# start of DATA ENTRIES

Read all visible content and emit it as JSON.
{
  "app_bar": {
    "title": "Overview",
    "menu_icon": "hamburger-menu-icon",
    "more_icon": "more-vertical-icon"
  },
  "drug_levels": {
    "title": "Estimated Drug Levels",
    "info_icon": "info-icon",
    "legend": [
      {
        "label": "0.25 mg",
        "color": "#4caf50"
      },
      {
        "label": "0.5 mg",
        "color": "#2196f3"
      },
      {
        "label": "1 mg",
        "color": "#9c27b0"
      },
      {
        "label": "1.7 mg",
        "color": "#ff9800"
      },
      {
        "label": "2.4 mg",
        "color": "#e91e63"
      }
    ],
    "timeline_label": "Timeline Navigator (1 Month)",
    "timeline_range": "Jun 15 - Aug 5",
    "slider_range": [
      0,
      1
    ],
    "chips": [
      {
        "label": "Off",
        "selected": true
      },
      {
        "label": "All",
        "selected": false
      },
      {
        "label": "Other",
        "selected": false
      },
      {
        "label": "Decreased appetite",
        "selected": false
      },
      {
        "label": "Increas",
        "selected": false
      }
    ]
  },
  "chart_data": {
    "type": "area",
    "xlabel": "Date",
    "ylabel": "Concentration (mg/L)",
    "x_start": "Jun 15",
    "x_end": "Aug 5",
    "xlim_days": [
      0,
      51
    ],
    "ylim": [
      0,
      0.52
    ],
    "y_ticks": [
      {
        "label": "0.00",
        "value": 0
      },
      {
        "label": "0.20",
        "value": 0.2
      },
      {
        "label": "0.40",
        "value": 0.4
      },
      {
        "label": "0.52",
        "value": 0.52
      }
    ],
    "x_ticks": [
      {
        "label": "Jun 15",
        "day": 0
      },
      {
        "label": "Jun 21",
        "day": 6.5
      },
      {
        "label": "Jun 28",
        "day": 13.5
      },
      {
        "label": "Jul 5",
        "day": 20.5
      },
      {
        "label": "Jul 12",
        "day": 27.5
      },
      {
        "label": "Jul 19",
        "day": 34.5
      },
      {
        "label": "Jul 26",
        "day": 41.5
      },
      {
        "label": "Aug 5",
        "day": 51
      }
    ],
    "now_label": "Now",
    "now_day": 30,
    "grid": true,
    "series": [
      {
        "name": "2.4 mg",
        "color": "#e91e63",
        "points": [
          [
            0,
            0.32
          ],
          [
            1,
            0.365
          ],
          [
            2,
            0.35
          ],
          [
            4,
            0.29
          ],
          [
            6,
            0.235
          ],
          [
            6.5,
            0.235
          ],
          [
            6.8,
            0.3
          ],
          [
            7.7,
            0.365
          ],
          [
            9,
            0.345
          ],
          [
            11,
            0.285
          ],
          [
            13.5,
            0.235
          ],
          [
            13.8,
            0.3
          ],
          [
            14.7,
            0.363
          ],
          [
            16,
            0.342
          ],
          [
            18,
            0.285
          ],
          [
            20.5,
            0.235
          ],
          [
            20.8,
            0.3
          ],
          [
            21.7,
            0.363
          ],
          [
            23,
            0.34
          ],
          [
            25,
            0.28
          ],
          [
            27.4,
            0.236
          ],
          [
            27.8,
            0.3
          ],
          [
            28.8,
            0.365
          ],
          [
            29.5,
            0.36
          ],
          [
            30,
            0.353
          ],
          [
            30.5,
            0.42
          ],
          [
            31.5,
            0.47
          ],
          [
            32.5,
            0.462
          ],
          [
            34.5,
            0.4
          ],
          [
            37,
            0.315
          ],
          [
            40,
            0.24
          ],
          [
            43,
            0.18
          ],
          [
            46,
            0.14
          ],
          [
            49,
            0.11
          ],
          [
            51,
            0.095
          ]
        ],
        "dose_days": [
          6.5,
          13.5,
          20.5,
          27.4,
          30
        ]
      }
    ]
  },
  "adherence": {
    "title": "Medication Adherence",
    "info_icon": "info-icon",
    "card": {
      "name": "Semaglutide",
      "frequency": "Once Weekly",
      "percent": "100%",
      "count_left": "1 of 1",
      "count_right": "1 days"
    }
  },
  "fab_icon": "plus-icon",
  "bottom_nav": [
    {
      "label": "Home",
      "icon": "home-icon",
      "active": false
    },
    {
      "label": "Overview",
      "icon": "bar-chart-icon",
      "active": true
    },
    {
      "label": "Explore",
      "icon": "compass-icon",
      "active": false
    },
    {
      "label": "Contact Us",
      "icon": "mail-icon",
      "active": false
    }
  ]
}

# end of DATA ENTRIES

TASK DIRECTIONS: Print the material above once more, exactly.

FULL SOLUTION:
Read all visible content and emit it as JSON.
{
  "app_bar": {
    "title": "Overview",
    "menu_icon": "hamburger-menu-icon",
    "more_icon": "more-vertical-icon"
  },
  "drug_levels": {
    "title": "Estimated Drug Levels",
    "info_icon": "info-icon",
    "legend": [
      {
        "label": "0.25 mg",
        "color": "#4caf50"
      },
      {
        "label": "0.5 mg",
        "color": "#2196f3"
      },
      {
        "label": "1 mg",
        "color": "#9c27b0"
      },
      {
        "label": "1.7 mg",
        "color": "#ff9800"
      },
      {
        "label": "2.4 mg",
        "color": "#e91e63"
      }
    ],
    "timeline_label": "Timeline Navigator (1 Month)",
    "timeline_range": "Jun 15 - Aug 5",
    "slider_range": [
      0,
      1
    ],
    "chips": [
      {
        "label": "Off",
        "selected": true
      },
      {
        "label": "All",
        "selected": false
      },
      {
        "label": "Other",
        "selected": false
      },
      {
        "label": "Decreased appetite",
        "selected": false
      },
      {
        "label": "Increas",
        "selected": false
      }
    ]
  },
  "chart_data": {
    "type": "area",
    "xlabel": "Date",
    "ylabel": "Concentration (mg/L)",
    "x_start": "Jun 15",
    "x_end": "Aug 5",
    "xlim_days": [
      0,
      51
    ],
    "ylim": [
      0,
      0.52
    ],
    "y_ticks": [
      {
        "label": "0.00",
        "value": 0
      },
      {
        "label": "0.20",
        "value": 0.2
      },
      {
        "label": "0.40",
        "value": 0.4
      },
      {
        "label": "0.52",
        "value": 0.52
      }
    ],
    "x_ticks": [
      {
        "label": "Jun 15",
        "day": 0
      },
      {
        "label": "Jun 21",
        "day": 6.5
      },
      {
        "label": "Jun 28",
        "day": 13.5
      },
      {
        "label": "Jul 5",
        "day": 20.5
      },
      {
        "label": "Jul 12",
        "day": 27.5
      },
      {
        "label": "Jul 19",
        "day": 34.5
      },
      {
        "label": "Jul 26",
        "day": 41.5
      },
      {
        "label": "Aug 5",
        "day": 51
      }
    ],
    "now_label": "Now",
    "now_day": 30,
    "grid": true,
    "series": [
      {
        "name": "2.4 mg",
        "color": "#e91e63",
        "points": [
          [
            0,
            0.32
          ],
          [
            1,
            0.365
          ],
          [
            2,
            0.35
          ],
          [
            4,
            0.29
          ],
          [
            6,
            0.235
          ],
          [
            6.5,
            0.235
          ],
          [
            6.8,
            0.3
          ],
          [
            7.7,
            0.365
          ],
          [
            9,
            0.345
          ],
          [
            11,
            0.285
          ],
          [
            13.5,
            0.235
          ],
          [
            13.8,
            0.3
          ],
          [
            14.7,
            0.363
          ],
          [
            16,
            0.342
          ],
          [
            18,
            0.285
          ],
          [
            20.5,
            0.235
          ],
          [
            20.8,
            0.3
          ],
          [
            21.7,
            0.363
          ],
          [
            23,
            0.34
          ],
          [
            25,
            0.28
          ],
          [
            27.4,
            0.236
          ],
          [
            27.8,
            0.3
          ],
          [
            28.8,
            0.365
          ],
          [
            29.5,
            0.36
          ],
          [
            30,
            0.353
          ],
          [
            30.5,
            0.42
          ],
          [
            31.5,
            0.47
          ],
          [
            32.5,
            0.462
          ],
          [
            34.5,
            0.4
          ],
          [
            37,
            0.315
          ],
          [
            40,
            0.24
          ],
          [
            43,
            0.18
          ],
          [
            46,
            0.14
          ],
          [
            49,
            0.11
          ],
          [
            51,
            0.095
          ]
        ],
        "dose_days": [
          6.5,
          13.5,
          20.5,
          27.4,
          30
        ]
      }
    ]
  },
  "adherence": {
    "title": "Medication Adherence",
    "info_icon": "info-icon",
    "card": {
      "name": "Semaglutide",
      "frequency": "Once Weekly",
      "percent": "100%",
      "count_left": "1 of 1",
      "count_right": "1 days"
    }
  },
  "fab_icon": "plus-icon",
  "bottom_nav": [
    {
      "label": "Home",
      "icon": "home-icon",
      "active": false
    },
    {
      "label": "Overview",
      "icon": "bar-chart-icon",
      "active": true
    },
    {
      "label": "Explore",
      "icon": "compass-icon",
      "active": false
    },
    {
      "label": "Contact Us",
      "icon": "mail-icon",
      "active": false
    }
  ]
}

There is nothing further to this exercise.